*** Stored data
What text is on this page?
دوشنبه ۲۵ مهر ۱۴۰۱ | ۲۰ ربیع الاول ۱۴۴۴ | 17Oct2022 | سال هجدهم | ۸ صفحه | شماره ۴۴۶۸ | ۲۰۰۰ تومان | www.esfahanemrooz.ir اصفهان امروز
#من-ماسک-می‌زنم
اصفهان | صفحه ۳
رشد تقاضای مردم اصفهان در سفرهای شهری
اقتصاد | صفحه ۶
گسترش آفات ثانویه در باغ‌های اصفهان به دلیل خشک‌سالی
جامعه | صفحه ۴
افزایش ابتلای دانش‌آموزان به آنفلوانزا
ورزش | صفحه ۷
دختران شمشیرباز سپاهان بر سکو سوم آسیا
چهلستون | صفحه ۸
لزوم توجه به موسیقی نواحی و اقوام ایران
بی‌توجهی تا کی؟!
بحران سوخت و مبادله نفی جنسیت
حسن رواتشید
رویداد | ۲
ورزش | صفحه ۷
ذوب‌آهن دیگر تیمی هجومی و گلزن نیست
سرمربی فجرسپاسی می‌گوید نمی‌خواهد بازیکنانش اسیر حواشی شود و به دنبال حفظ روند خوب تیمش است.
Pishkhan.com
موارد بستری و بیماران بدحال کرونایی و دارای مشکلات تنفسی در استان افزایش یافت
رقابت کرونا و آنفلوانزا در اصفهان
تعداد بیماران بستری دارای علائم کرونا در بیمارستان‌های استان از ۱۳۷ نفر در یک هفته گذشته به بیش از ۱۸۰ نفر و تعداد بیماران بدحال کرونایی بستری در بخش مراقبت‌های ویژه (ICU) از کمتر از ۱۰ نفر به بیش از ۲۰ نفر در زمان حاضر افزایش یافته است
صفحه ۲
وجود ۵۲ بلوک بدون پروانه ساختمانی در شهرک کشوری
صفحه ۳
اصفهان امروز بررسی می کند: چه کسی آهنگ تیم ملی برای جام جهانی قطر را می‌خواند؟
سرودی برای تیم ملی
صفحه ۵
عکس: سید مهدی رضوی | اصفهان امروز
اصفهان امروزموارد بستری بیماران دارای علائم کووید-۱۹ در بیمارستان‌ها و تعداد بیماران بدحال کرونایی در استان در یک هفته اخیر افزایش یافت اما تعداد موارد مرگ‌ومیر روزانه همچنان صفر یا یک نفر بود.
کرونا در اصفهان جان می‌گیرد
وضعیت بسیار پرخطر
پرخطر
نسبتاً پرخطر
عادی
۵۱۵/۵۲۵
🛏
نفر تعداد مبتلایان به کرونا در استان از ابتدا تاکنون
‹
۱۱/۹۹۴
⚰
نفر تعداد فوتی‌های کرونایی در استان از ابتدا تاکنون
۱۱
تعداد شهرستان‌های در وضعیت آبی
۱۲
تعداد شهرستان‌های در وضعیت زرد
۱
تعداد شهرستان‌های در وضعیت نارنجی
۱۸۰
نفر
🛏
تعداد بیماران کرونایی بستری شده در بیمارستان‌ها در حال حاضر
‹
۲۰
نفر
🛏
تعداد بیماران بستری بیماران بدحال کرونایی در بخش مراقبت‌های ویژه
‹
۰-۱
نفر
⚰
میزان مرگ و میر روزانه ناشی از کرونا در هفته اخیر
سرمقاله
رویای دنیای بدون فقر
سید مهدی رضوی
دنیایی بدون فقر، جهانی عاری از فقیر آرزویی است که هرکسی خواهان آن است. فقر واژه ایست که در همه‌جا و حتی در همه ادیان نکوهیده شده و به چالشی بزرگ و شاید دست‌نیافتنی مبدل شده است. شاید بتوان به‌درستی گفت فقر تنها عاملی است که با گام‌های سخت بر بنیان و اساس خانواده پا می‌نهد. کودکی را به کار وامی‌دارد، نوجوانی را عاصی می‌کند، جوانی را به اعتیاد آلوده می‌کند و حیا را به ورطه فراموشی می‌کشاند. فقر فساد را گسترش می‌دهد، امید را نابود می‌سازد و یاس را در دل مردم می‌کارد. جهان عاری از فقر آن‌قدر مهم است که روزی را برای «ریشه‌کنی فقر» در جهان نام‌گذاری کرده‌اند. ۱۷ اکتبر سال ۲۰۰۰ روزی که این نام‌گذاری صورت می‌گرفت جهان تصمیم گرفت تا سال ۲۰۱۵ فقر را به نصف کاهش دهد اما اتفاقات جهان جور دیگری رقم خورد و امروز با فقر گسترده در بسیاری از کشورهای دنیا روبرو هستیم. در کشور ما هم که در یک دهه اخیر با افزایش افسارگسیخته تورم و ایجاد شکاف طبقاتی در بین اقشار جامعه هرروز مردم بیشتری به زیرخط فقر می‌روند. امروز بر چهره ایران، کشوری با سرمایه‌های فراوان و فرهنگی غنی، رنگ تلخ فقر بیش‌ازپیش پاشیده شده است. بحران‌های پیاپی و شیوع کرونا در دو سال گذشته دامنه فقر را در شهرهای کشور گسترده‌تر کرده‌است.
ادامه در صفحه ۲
******
### Given instruction
What is the number of lines in the listing above that contain the string "اصفهان"? Give only the number.

### Exercise answer
9